Data excerpts —
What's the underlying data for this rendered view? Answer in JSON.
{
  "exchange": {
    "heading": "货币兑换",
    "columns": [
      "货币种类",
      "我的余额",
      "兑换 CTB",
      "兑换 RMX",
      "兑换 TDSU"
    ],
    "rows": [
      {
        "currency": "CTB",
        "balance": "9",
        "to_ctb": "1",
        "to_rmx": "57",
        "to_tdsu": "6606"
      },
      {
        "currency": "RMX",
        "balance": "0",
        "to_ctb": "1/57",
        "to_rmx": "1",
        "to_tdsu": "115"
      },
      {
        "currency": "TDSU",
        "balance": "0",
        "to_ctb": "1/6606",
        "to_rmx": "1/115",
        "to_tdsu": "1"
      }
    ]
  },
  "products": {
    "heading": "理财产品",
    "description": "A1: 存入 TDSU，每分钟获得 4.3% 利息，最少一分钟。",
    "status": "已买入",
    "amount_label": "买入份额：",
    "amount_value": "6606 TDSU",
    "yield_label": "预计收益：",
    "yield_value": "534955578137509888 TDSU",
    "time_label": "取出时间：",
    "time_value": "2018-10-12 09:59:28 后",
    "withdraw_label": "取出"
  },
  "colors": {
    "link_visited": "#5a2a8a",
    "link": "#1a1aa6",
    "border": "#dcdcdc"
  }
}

To be done —
Return every entry verbatim.

Task solution —
What's the underlying data for this rendered view? Answer in JSON.
{
  "exchange": {
    "heading": "货币兑换",
    "columns": [
      "货币种类",
      "我的余额",
      "兑换 CTB",
      "兑换 RMX",
      "兑换 TDSU"
    ],
    "rows": [
      {
        "currency": "CTB",
        "balance": "9",
        "to_ctb": "1",
        "to_rmx": "57",
        "to_tdsu": "6606"
      },
      {
        "currency": "RMX",
        "balance": "0",
        "to_ctb": "1/57",
        "to_rmx": "1",
        "to_tdsu": "115"
      },
      {
        "currency": "TDSU",
        "balance": "0",
        "to_ctb": "1/6606",
        "to_rmx": "1/115",
        "to_tdsu": "1"
      }
    ]
  },
  "products": {
    "heading": "理财产品",
    "description": "A1: 存入 TDSU，每分钟获得 4.3% 利息，最少一分钟。",
    "status": "已买入",
    "amount_label": "买入份额：",
    "amount_value": "6606 TDSU",
    "yield_label": "预计收益：",
    "yield_value": "534955578137509888 TDSU",
    "time_label": "取出时间：",
    "time_value": "2018-10-12 09:59:28 后",
    "withdraw_label": "取出"
  },
  "colors": {
    "link_visited": "#5a2a8a",
    "link": "#1a1aa6",
    "border": "#dcdcdc"
  }
}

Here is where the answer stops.